* EXERCISE REQUIREMENTS *
Copy each line with the word "objects" in it.

* RECORDS *
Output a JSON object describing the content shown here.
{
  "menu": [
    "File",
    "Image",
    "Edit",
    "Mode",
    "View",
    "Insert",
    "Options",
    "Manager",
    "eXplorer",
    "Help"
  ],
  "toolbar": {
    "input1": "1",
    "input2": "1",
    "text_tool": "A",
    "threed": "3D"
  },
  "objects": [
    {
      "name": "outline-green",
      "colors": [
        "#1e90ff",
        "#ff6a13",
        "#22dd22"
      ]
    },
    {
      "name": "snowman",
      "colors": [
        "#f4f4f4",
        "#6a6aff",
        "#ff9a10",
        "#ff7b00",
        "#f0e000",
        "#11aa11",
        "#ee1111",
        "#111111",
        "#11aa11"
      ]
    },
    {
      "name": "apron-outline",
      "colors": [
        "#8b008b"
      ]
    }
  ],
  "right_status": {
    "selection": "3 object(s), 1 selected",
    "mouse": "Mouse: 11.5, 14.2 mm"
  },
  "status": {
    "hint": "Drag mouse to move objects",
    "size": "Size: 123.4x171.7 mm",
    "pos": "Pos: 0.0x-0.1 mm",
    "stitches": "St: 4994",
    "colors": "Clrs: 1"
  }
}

* EXERCISE SOLUTION *
  "objects": [
    "hint": "Drag mouse to move objects",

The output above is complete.